■ Excerpted passage
--- START ---
Company Builds on its Leadership of Delivering Industry’s Highest Capacity Hard Drives with Demonstration of Breakthrough Innovation on Microwave-Assisted Magnetic Recording Technology

SAN JOSE, CA — Oct. 11, 2017 — At its “Innovating to Fuel the Next Decade of Big Data” event today, Western Digital Corp. (NASDAQ: WDC) announced a breakthrough innovation for delivering ultra-high capacity hard disk drives (HDDs) to meet the future demands of Big Data with proven data center-level reliability. The event, held at the company’s headquarters in Silicon Valley, included a demonstration of the world’s first microwave-assisted magnetic recording (MAMR) HDD and presentations from company executives and the inventor of MAMR technology, Professor Jimmy Zhu from Carnegie Mellon University. The company also showcased advancements in micro actuation and Damascene recording head technology. Western Digital expects to begin shipping ultra-high capacity MAMR HDDs in 2019 for use in data centers that support Big Data applications across a full range of industries. 

“As the volume, velocity, variety, value and longevity of both Big Data and Fast Data grow, a new generation of storage technologies are needed to not only support ever-expanding capacities, but ultimately help our customers analyze and garner insights into our increasingly connected universe of data,” said Mike Cordano, president and chief operating officer at Western Digital. “Our ground-breaking advancement in MAMR technology will enable Western Digital to address the future of high capacity storage by redefining the density potential of HDDs and introduce a new class of highly reliable, ‘ultra-high capacity’ drives. We have a proven track record for identifying, investing in and delivering advanced technologies that create new product categories and enable the world to realize the possibilities of data. Five years ago we introduced our HelioSeal®, helium-filled drive technology. Since then, we have shipped more than 20 million helium drives. That type of leadership and innovation continues today and we aim to leverage it well into the future.”
--- END ---
■ Task A
Answer these questions using the press release:
(i) In what year does Western Digital expect to begin shipping MAMR HDDs?
(ii) Who is identified as the inventor of MAMR technology?
(iii) How many helium drives has the company shipped since introducing HelioSeal?
■ Task B
Decide whether each statement agrees with the press release. Answer yes or no, and quote the words that settle it.
(i) The event took place at the company's headquarters in Silicon Valley.
(ii) Mike Cordano is the chief executive officer of Western Digital.
(iii) HelioSeal was introduced ten years ago.
■ Task C
Transcribe the press release between "SAN JOSE, CA" and "range of industries.", inclusive.
The records aren't needed for this work.

■ Records from a dataset
--- START ---
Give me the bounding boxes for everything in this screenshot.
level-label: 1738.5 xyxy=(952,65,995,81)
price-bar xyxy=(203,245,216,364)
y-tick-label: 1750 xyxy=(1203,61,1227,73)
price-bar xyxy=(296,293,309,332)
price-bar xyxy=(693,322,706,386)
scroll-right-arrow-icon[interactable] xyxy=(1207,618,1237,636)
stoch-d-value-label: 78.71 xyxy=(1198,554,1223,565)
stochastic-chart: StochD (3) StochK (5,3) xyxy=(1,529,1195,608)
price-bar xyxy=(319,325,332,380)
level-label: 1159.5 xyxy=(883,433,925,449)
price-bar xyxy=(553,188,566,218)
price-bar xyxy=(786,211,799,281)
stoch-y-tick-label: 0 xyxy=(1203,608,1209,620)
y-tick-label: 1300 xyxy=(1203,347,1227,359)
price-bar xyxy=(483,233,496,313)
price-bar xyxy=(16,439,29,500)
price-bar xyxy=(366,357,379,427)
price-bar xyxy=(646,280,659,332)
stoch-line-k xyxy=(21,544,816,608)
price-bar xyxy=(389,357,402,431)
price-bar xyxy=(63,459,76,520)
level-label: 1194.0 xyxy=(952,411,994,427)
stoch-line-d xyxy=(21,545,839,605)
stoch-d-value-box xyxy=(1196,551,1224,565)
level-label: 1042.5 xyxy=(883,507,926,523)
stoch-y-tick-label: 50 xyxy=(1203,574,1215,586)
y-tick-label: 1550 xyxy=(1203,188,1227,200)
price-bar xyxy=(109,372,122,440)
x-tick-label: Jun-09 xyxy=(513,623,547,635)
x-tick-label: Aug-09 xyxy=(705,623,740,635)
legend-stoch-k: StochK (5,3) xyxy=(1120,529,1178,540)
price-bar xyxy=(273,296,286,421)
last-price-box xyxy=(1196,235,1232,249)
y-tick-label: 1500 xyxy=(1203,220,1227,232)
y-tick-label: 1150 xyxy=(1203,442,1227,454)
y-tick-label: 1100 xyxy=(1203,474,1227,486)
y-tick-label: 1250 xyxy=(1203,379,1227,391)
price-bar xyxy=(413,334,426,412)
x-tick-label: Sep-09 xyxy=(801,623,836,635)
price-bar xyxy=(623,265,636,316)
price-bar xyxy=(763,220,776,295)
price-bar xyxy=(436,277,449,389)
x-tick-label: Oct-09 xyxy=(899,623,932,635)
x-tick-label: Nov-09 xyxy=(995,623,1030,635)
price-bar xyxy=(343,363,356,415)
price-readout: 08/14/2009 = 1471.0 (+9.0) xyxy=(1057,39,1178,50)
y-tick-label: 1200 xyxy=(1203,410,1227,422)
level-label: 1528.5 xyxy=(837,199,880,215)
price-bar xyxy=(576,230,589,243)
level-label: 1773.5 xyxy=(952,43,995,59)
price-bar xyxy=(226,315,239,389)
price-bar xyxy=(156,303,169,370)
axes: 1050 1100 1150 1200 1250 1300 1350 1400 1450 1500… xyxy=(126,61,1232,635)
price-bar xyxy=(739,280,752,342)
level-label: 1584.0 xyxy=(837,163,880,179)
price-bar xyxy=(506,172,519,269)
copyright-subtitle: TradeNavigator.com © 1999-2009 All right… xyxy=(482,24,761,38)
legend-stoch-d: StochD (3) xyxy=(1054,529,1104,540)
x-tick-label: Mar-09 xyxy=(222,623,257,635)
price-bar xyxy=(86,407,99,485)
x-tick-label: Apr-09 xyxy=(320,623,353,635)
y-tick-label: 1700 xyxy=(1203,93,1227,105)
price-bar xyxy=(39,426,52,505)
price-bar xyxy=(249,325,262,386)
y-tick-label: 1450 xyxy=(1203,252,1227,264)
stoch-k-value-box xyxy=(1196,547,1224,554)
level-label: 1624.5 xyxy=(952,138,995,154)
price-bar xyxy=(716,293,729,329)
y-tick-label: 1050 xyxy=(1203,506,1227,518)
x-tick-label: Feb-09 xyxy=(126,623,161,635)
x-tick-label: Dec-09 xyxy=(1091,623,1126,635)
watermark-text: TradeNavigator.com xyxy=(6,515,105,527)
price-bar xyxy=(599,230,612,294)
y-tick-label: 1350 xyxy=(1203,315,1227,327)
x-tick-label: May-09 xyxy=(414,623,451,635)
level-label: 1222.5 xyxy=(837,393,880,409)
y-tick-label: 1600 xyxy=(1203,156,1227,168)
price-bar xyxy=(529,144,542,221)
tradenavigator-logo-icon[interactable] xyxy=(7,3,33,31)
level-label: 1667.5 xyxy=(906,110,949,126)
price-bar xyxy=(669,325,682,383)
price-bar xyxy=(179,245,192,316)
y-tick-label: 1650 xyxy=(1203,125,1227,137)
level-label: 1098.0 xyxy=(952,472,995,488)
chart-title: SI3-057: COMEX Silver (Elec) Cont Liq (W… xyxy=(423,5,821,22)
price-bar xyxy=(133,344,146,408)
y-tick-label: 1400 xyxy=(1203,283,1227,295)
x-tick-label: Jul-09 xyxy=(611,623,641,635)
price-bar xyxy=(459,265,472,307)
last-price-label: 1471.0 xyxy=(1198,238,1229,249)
--- END ---
■ Full response A
(i) 2019
(ii) Professor Jimmy Zhu from Carnegie Mellon University
(iii) More than 20 million

■ Full response B
(i) Yes: "The event, held at the company’s headquarters in Silicon Valley"
(ii) No: "president and chief operating officer at Western Digital"
(iii) No: "Five years ago we introduced our HelioSeal®, helium-filled drive technology."

■ Full response C
SAN JOSE, CA — Oct. 11, 2017 — At its “Innovating to Fuel the Next Decade of Big Data” event today, Western Digital Corp. (NASDAQ: WDC) announced a breakthrough innovation for delivering ultra-high capacity hard disk drives (HDDs) to meet the future demands of Big Data with proven data center-level reliability. The event, held at the company’s headquarters in Silicon Valley, included a demonstration of the world’s first microwave-assisted magnetic recording (MAMR) HDD and presentations from company executives and the inventor of MAMR technology, Professor Jimmy Zhu from Carnegie Mellon University. The company also showcased advancements in micro actuation and Damascene recording head technology. Western Digital expects to begin shipping ultra-high capacity MAMR HDDs in 2019 for use in data centers that support Big Data applications across a full range of industries.